Les pages qui suivent voudraient évoquer quelques aspects de la manière dont Nicolas Barré vivait le ministère de la direction spirituelle, et dont il concevait la mission de tout formateur, de tout éducateur.

Le but de la formation

Qu’il s’agisse de la direction spirituelle des laïcs, des prêtres, des moines ou des moniales, qu’il s’agisse de former des éducateurs (-trices), des enseignants, des catéchistes, ou qu’il s’agisse de la mission confiée à ces derniers, le but est identique : former des saints, c’est-à-dire achever dans l’humanité le mystère de l’Incarnation, en chacun selon son génie propre.

Former des saints

« Nous sommes sur terre pour que Dieu nous soit tout. Il faut du temps pour que cela commence, progresse et s’achève. Pour que Dieu nous soit tout, il faut qu’il soit totalement en possession de tout notre être ». C’est là Tunique mission du directeur spirituel, le but unique de l’accompagnement spirituel : « Dieu veut régner dans le cœur de l’homme... C’est un excellent emploi de travailler à en faire son domaine... Le directeur spirituel est établi pour empêcher que les biens de Dieu ne se perdent, et pour retrouver ce qui serait déjà perdu... Il doit travailler à être saint et, par ailleurs, se contenter de voir les autres devenir saints ».

C’est aussi la mission reçue par les catéchistes, les maîtres, les maîtresses des écoles populaires. Leur but est de « former et enfanter Jésus-Christ dans les âmes » [2] de » ne chercher rien d’autre sinon d’établir le règne de Jésus-Christ dans les âmes » [3]. C’est donc par excellence la mission qu’il donne à ce groupe de femmes laïques réunies en communauté en vue du service éducatif des pauvres : « Elles doivent tendre uniquement à former des copies de Jésus-Christ, et travailler à les rendre semblables à l’original pour en faire de parfaites images de Dieu » [4]. « C’est en travaillant à faire des saints qu’elles deviennent saintes...que leur emploi est saint et sanctifiant » ! [5].

De quelle sainteté s’agit-il ?

-=-=-

● ÉNONCÉ:
Recopiez tout ce qui va de « Les pages qui » jusqu'à « de tout éducateur. » dans le texte sur la direction spirituelle, en renommant « ministère » en « service ».

Lignes répertoriées dans un jeu de données

-=-=-

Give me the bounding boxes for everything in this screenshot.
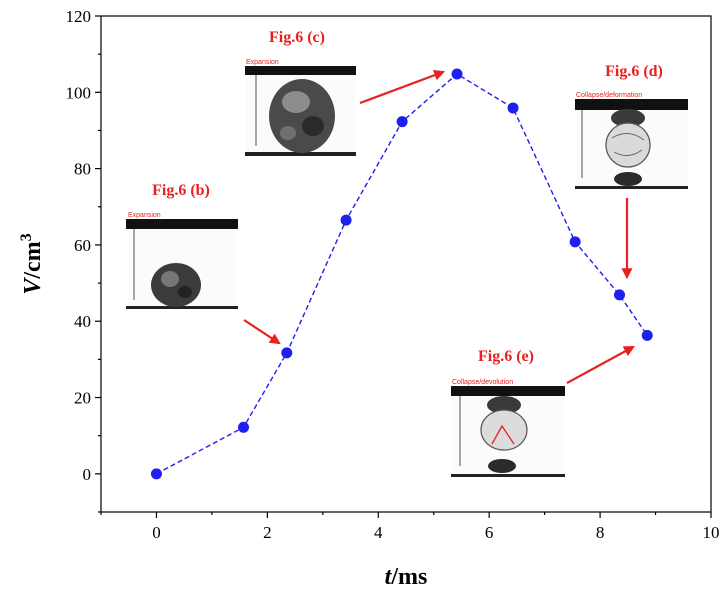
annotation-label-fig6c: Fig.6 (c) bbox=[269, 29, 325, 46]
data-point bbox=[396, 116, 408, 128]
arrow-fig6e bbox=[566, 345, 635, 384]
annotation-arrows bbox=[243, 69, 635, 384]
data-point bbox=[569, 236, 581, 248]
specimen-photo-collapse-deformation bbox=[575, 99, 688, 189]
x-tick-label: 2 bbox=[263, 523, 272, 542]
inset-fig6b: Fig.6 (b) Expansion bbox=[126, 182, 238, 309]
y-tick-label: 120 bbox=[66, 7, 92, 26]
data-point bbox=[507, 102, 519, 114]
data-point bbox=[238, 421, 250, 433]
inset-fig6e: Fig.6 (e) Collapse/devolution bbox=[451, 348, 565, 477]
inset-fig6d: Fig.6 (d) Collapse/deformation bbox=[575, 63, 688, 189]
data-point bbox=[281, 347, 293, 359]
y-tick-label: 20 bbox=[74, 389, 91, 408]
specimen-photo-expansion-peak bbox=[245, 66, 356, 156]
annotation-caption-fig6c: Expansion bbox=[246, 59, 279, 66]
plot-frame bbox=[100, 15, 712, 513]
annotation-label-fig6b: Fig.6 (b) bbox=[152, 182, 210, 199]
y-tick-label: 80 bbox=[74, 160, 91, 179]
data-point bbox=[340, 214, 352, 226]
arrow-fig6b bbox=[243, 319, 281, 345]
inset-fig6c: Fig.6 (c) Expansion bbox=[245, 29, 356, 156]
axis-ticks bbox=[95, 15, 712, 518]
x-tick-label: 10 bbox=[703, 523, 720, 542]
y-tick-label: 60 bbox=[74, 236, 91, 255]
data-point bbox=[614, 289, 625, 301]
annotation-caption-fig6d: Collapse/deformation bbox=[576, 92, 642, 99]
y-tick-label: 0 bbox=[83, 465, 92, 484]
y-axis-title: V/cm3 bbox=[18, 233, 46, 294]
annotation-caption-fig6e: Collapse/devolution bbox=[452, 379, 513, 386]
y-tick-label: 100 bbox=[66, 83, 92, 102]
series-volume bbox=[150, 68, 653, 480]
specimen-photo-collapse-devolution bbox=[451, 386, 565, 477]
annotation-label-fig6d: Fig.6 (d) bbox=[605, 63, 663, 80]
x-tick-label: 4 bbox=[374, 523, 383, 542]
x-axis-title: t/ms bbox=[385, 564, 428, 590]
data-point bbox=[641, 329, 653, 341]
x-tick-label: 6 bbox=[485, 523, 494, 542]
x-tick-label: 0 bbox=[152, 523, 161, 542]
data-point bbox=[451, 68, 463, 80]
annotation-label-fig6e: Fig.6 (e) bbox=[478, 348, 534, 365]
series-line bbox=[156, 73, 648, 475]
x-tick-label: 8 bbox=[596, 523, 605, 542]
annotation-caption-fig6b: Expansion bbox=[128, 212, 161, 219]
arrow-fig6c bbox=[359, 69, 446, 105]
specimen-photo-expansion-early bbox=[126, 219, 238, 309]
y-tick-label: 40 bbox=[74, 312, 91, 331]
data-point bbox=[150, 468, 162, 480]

-=-=-

● RÉSULTAT FINAL:
Les pages qui suivent voudraient évoquer quelques aspects de la manière dont Nicolas Barré vivait le service de la direction spirituelle, et dont il concevait la mission de tout formateur, de tout éducateur.